-------- Extracted information --------

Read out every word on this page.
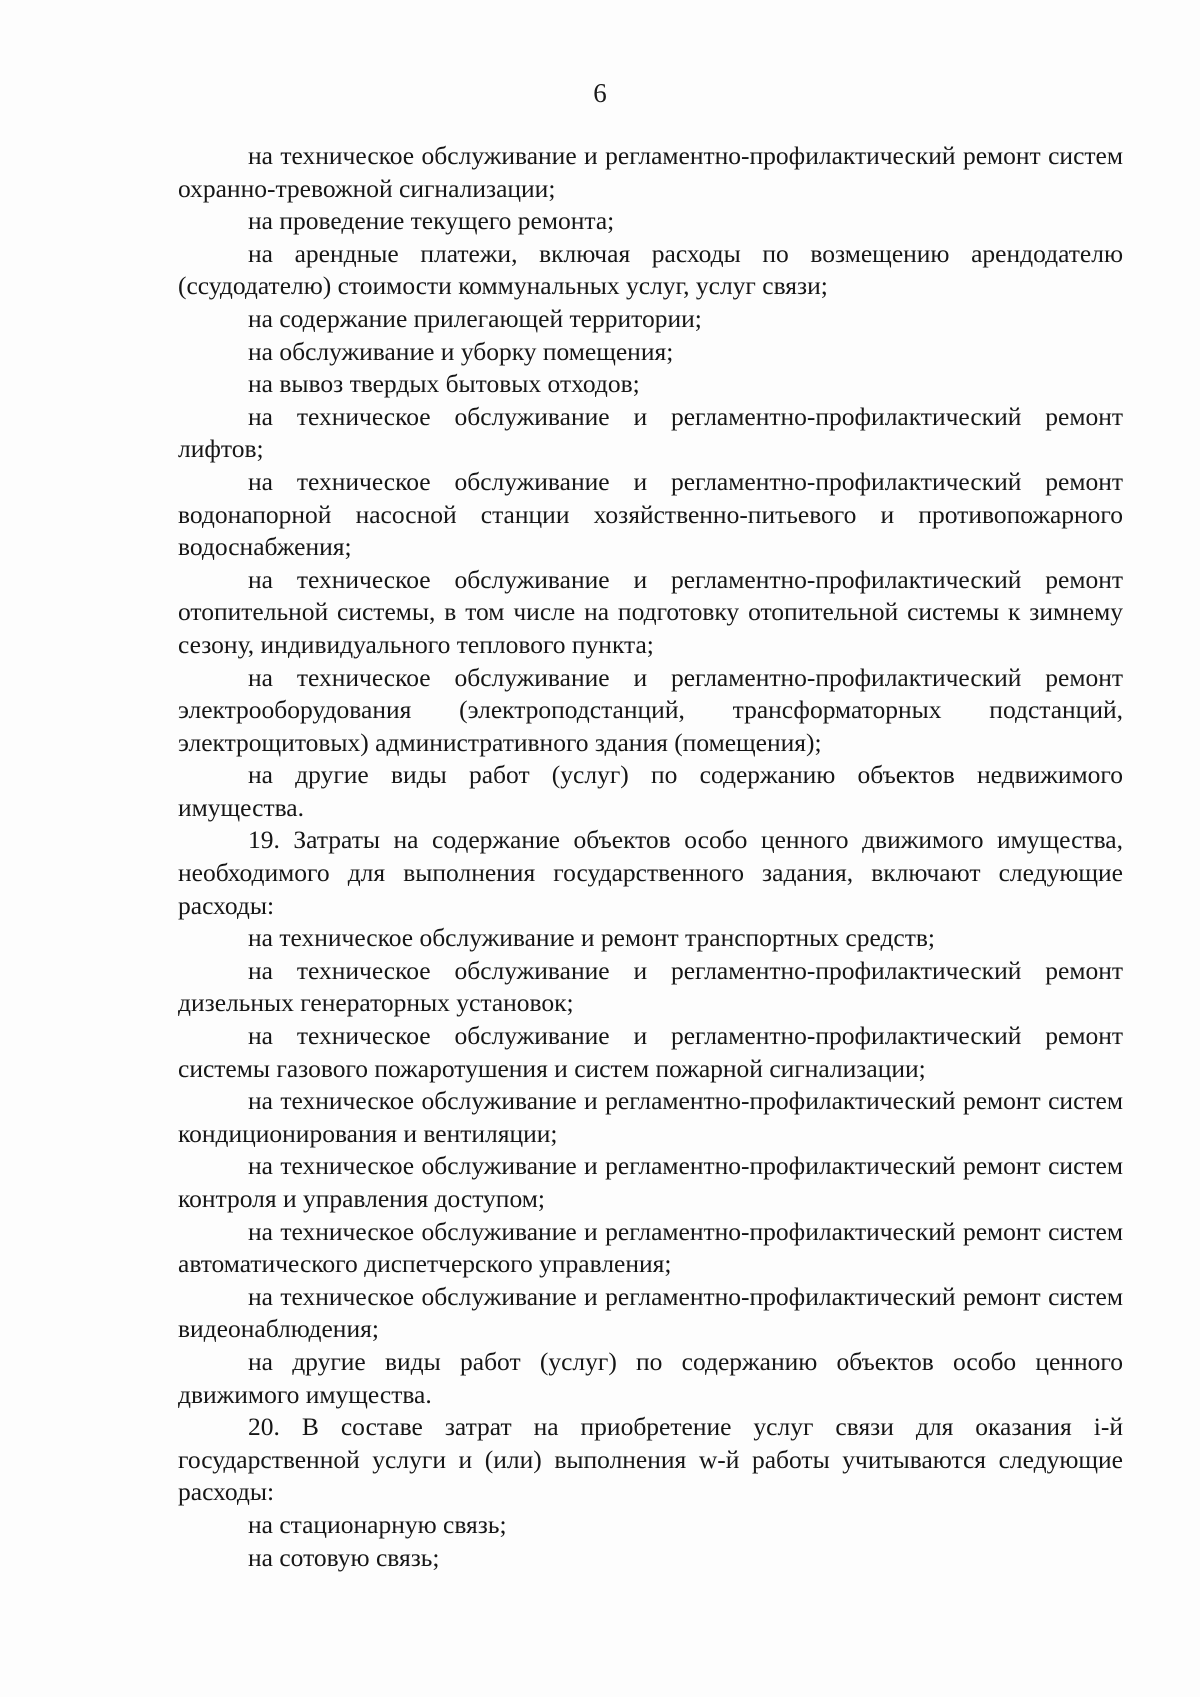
6

на техническое обслуживание и регламентно-профилактический ремонт систем охранно-тревожной сигнализации;

на проведение текущего ремонта;

на арендные платежи, включая расходы по возмещению арендодателю (ссудодателю) стоимости коммунальных услуг, услуг связи;

на содержание прилегающей территории;

на обслуживание и уборку помещения;

на вывоз твердых бытовых отходов;

на техническое обслуживание и регламентно-профилактический ремонт лифтов;

на техническое обслуживание и регламентно-профилактический ремонт водонапорной насосной станции хозяйственно-питьевого и противопожарного водоснабжения;

на техническое обслуживание и регламентно-профилактический ремонт отопительной системы, в том числе на подготовку отопительной системы к зимнему сезону, индивидуального теплового пункта;

на техническое обслуживание и регламентно-профилактический ремонт электрооборудования (электроподстанций, трансформаторных подстанций, электрощитовых) административного здания (помещения);

на другие виды работ (услуг) по содержанию объектов недвижимого имущества.

19. Затраты на содержание объектов особо ценного движимого имущества, необходимого для выполнения государственного задания, включают следующие расходы:

на техническое обслуживание и ремонт транспортных средств;

на техническое обслуживание и регламентно-профилактический ремонт дизельных генераторных установок;

на техническое обслуживание и регламентно-профилактический ремонт системы газового пожаротушения и систем пожарной сигнализации;

на техническое обслуживание и регламентно-профилактический ремонт систем кондиционирования и вентиляции;

на техническое обслуживание и регламентно-профилактический ремонт систем контроля и управления доступом;

на техническое обслуживание и регламентно-профилактический ремонт систем автоматического диспетчерского управления;

на техническое обслуживание и регламентно-профилактический ремонт систем видеонаблюдения;

на другие виды работ (услуг) по содержанию объектов особо ценного движимого имущества.

20. В составе затрат на приобретение услуг связи для оказания i-й государственной услуги и (или) выполнения w-й работы учитываются следующие расходы:

на стационарную связь;

на сотовую связь;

--------

=== Exercise brief ===
Keep the pictures out of the copy and write out the data exactly as it stands.

=== Answer to the task ===
Read out every word on this page.
6

на техническое обслуживание и регламентно-профилактический ремонт систем охранно-тревожной сигнализации;

на проведение текущего ремонта;

на арендные платежи, включая расходы по возмещению арендодателю (ссудодателю) стоимости коммунальных услуг, услуг связи;

на содержание прилегающей территории;

на обслуживание и уборку помещения;

на вывоз твердых бытовых отходов;

на техническое обслуживание и регламентно-профилактический ремонт лифтов;

на техническое обслуживание и регламентно-профилактический ремонт водонапорной насосной станции хозяйственно-питьевого и противопожарного водоснабжения;

на техническое обслуживание и регламентно-профилактический ремонт отопительной системы, в том числе на подготовку отопительной системы к зимнему сезону, индивидуального теплового пункта;

на техническое обслуживание и регламентно-профилактический ремонт электрооборудования (электроподстанций, трансформаторных подстанций, электрощитовых) административного здания (помещения);

на другие виды работ (услуг) по содержанию объектов недвижимого имущества.

19. Затраты на содержание объектов особо ценного движимого имущества, необходимого для выполнения государственного задания, включают следующие расходы:

на техническое обслуживание и ремонт транспортных средств;

на техническое обслуживание и регламентно-профилактический ремонт дизельных генераторных установок;

на техническое обслуживание и регламентно-профилактический ремонт системы газового пожаротушения и систем пожарной сигнализации;

на техническое обслуживание и регламентно-профилактический ремонт систем кондиционирования и вентиляции;

на техническое обслуживание и регламентно-профилактический ремонт систем контроля и управления доступом;

на техническое обслуживание и регламентно-профилактический ремонт систем автоматического диспетчерского управления;

на техническое обслуживание и регламентно-профилактический ремонт систем видеонаблюдения;

на другие виды работ (услуг) по содержанию объектов особо ценного движимого имущества.

20. В составе затрат на приобретение услуг связи для оказания i-й государственной услуги и (или) выполнения w-й работы учитываются следующие расходы:

на стационарную связь;

на сотовую связь;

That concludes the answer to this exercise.